While this bound is worse than the “intuitive” bound of \(q^2 / s^2\), it still suffices for our purposes, as when we apply it \(\varTheta (s)\) times we obtain that \(p'_{s/2} - p'_{s/4} \le O(q^{5/3} / s^{1/3})\) and hence we still get an exponential lower bound on q, namely \(q \ge \varOmega (2^{n/5})\).

Paper organization. We give some preliminary definitions in Sect. 2. In Sect. 3 we formalize the above proof overview, and give the proof of our main theorem, Theorem 5, assuming our main technical lemma, Lemma 3. The proof of Lemma 3 is given in Sect. 4. We conclude with some open problems in Sect. 5.

OBJECTIVE
Reproduce the preceding passage on the exponential lower bound and the paper's organization in full, with no changes.

COLLECTED MATERIAL
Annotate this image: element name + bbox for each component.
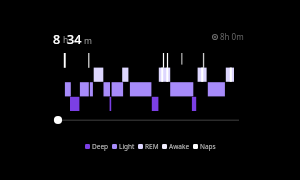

WORKED ANSWER
While this bound is worse than the “intuitive” bound of \(q^2 / s^2\), it still suffices for our purposes, as when we apply it \(\varTheta (s)\) times we obtain that \(p'_{s/2} - p'_{s/4} \le O(q^{5/3} / s^{1/3})\) and hence we still get an exponential lower bound on q, namely \(q \ge \varOmega (2^{n/5})\).

Paper organization. We give some preliminary definitions in Sect. 2. In Sect. 3 we formalize the above proof overview, and give the proof of our main theorem, Theorem 5, assuming our main technical lemma, Lemma 3. The proof of Lemma 3 is given in Sect. 4. We conclude with some open problems in Sect. 5.